■ Exercise requirements ■
Leave out the pictures and copy every record exactly.

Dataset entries

>>

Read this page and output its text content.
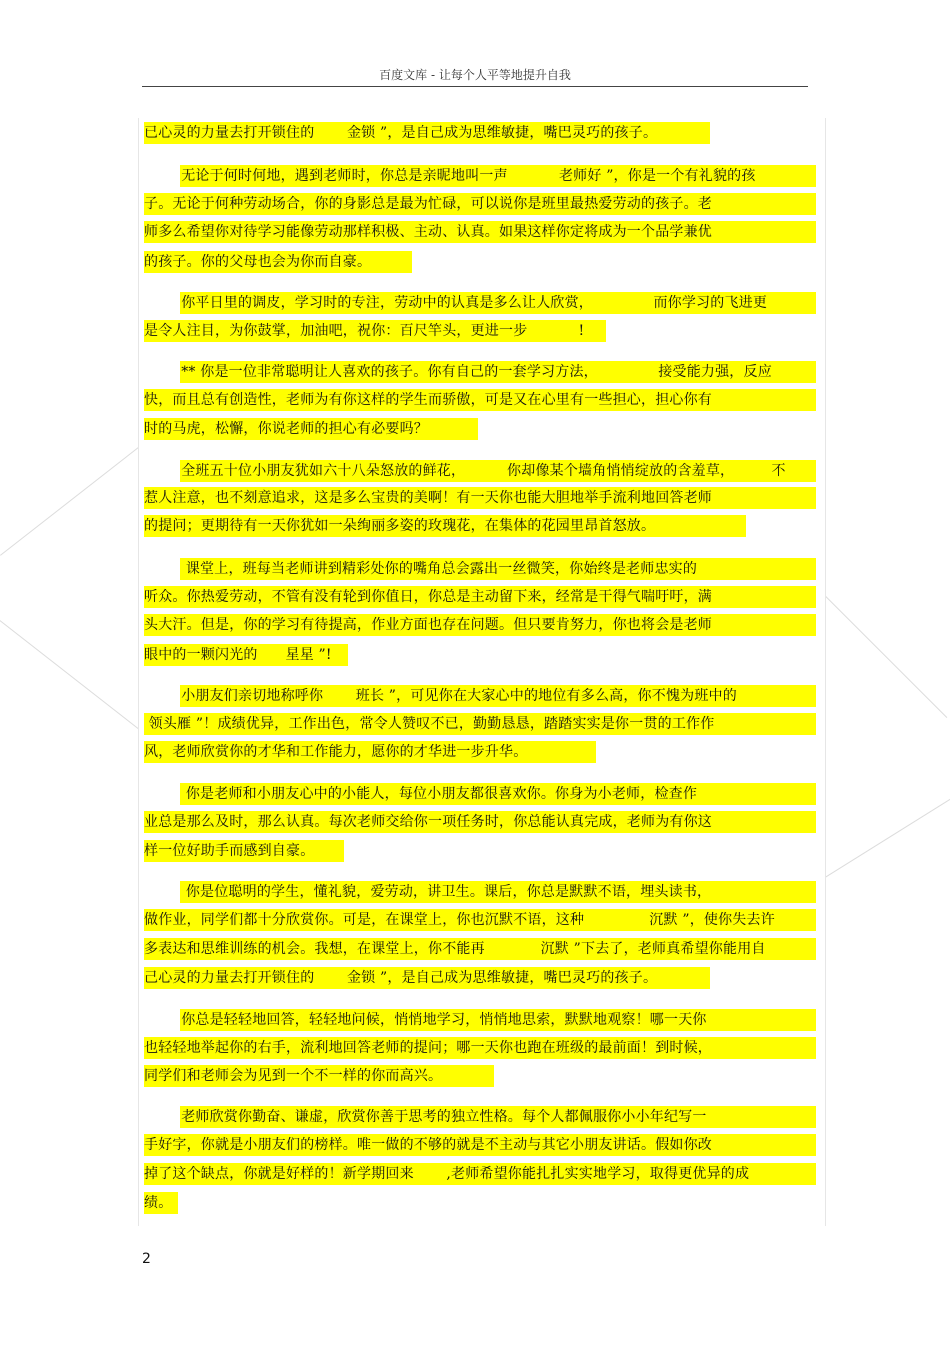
百度文库 - 让每个人平等地提升自我
已心灵的力量去打开锁住的       金锁 ”，是自己成为思维敏捷，嘴巴灵巧的孩子。
无论于何时何地，遇到老师时，你总是亲昵地叫一声           老师好 ”，你是一个有礼貌的孩
子。无论于何种劳动场合，你的身影总是最为忙碌，可以说你是班里最热爱劳动的孩子。老
师多么希望你对待学习能像劳动那样积极、主动、认真。如果这样你定将成为一个品学兼优
的孩子。你的父母也会为你而自豪。
你平日里的调皮，学习时的专注，劳动中的认真是多么让人欣赏，             而你学习的飞进更
是令人注目，为你鼓掌，加油吧，祝你：百尺竿头，更进一步           !
** 你是一位非常聪明让人喜欢的孩子。你有自己的一套学习方法，             接受能力强，反应
快，而且总有创造性，老师为有你这样的学生而骄傲，可是又在心里有一些担心，担心你有
时的马虎，松懈，你说老师的担心有必要吗？
全班五十位小朋友犹如六十八朵怒放的鲜花，         你却像某个墙角悄悄绽放的含羞草，        不
惹人注意，也不刻意追求，这是多么宝贵的美啊！有一天你也能大胆地举手流利地回答老师
的提问；更期待有一天你犹如一朵绚丽多姿的玫瑰花，在集体的花园里昂首怒放。
课堂上，班每当老师讲到精彩处你的嘴角总会露出一丝微笑，你始终是老师忠实的
听众。你热爱劳动，不管有没有轮到你值日，你总是主动留下来，经常是干得气喘吁吁，满
头大汗。但是，你的学习有待提高，作业方面也存在问题。但只要肯努力，你也将会是老师
眼中的一颗闪光的      星星 ”!
小朋友们亲切地称呼你       班长 ”，可见你在大家心中的地位有多么高，你不愧为班中的
领头雁 ”！成绩优异，工作出色，常令人赞叹不已，勤勤恳恳，踏踏实实是你一贯的工作作
风，老师欣赏你的才华和工作能力，愿你的才华进一步升华。
你是老师和小朋友心中的小能人，每位小朋友都很喜欢你。你身为小老师，检查作
业总是那么及时，那么认真。每次老师交给你一项任务时，你总能认真完成，老师为有你这
样一位好助手而感到自豪。
你是位聪明的学生，懂礼貌，爱劳动，讲卫生。课后，你总是默默不语，埋头读书，
做作业，同学们都十分欣赏你。可是，在课堂上，你也沉默不语，这种              沉默 ”，使你失去许
多表达和思维训练的机会。我想，在课堂上，你不能再            沉默 ”下去了，老师真希望你能用自
己心灵的力量去打开锁住的       金锁 ”，是自己成为思维敏捷，嘴巴灵巧的孩子。
你总是轻轻地回答，轻轻地问候，悄悄地学习，悄悄地思索，默默地观察！哪一天你
也轻轻地举起你的右手，流利地回答老师的提问；哪一天你也跑在班级的最前面！到时候，
同学们和老师会为见到一个不一样的你而高兴。
老师欣赏你勤奋、谦虚，欣赏你善于思考的独立性格。每个人都佩服你小小年纪写一
手好字，你就是小朋友们的榜样。唯一做的不够的就是不主动与其它小朋友讲话。假如你改
掉了这个缺点，你就是好样的！新学期回来       ,老师希望你能扎扎实实地学习，取得更优异的成
绩。
2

<<

■ Final result ■
Read this page and output its text content.
百度文库 - 让每个人平等地提升自我
已心灵的力量去打开锁住的       金锁 ”，是自己成为思维敏捷，嘴巴灵巧的孩子。
无论于何时何地，遇到老师时，你总是亲昵地叫一声           老师好 ”，你是一个有礼貌的孩
子。无论于何种劳动场合，你的身影总是最为忙碌，可以说你是班里最热爱劳动的孩子。老
师多么希望你对待学习能像劳动那样积极、主动、认真。如果这样你定将成为一个品学兼优
的孩子。你的父母也会为你而自豪。
你平日里的调皮，学习时的专注，劳动中的认真是多么让人欣赏，             而你学习的飞进更
是令人注目，为你鼓掌，加油吧，祝你：百尺竿头，更进一步           !
** 你是一位非常聪明让人喜欢的孩子。你有自己的一套学习方法，             接受能力强，反应
快，而且总有创造性，老师为有你这样的学生而骄傲，可是又在心里有一些担心，担心你有
时的马虎，松懈，你说老师的担心有必要吗？
全班五十位小朋友犹如六十八朵怒放的鲜花，         你却像某个墙角悄悄绽放的含羞草，        不
惹人注意，也不刻意追求，这是多么宝贵的美啊！有一天你也能大胆地举手流利地回答老师
的提问；更期待有一天你犹如一朵绚丽多姿的玫瑰花，在集体的花园里昂首怒放。
课堂上，班每当老师讲到精彩处你的嘴角总会露出一丝微笑，你始终是老师忠实的
听众。你热爱劳动，不管有没有轮到你值日，你总是主动留下来，经常是干得气喘吁吁，满
头大汗。但是，你的学习有待提高，作业方面也存在问题。但只要肯努力，你也将会是老师
眼中的一颗闪光的      星星 ”!
小朋友们亲切地称呼你       班长 ”，可见你在大家心中的地位有多么高，你不愧为班中的
领头雁 ”！成绩优异，工作出色，常令人赞叹不已，勤勤恳恳，踏踏实实是你一贯的工作作
风，老师欣赏你的才华和工作能力，愿你的才华进一步升华。
你是老师和小朋友心中的小能人，每位小朋友都很喜欢你。你身为小老师，检查作
业总是那么及时，那么认真。每次老师交给你一项任务时，你总能认真完成，老师为有你这
样一位好助手而感到自豪。
你是位聪明的学生，懂礼貌，爱劳动，讲卫生。课后，你总是默默不语，埋头读书，
做作业，同学们都十分欣赏你。可是，在课堂上，你也沉默不语，这种              沉默 ”，使你失去许
多表达和思维训练的机会。我想，在课堂上，你不能再            沉默 ”下去了，老师真希望你能用自
己心灵的力量去打开锁住的       金锁 ”，是自己成为思维敏捷，嘴巴灵巧的孩子。
你总是轻轻地回答，轻轻地问候，悄悄地学习，悄悄地思索，默默地观察！哪一天你
也轻轻地举起你的右手，流利地回答老师的提问；哪一天你也跑在班级的最前面！到时候，
同学们和老师会为见到一个不一样的你而高兴。
老师欣赏你勤奋、谦虚，欣赏你善于思考的独立性格。每个人都佩服你小小年纪写一
手好字，你就是小朋友们的榜样。唯一做的不够的就是不主动与其它小朋友讲话。假如你改
掉了这个缺点，你就是好样的！新学期回来       ,老师希望你能扎扎实实地学习，取得更优异的成
绩。
2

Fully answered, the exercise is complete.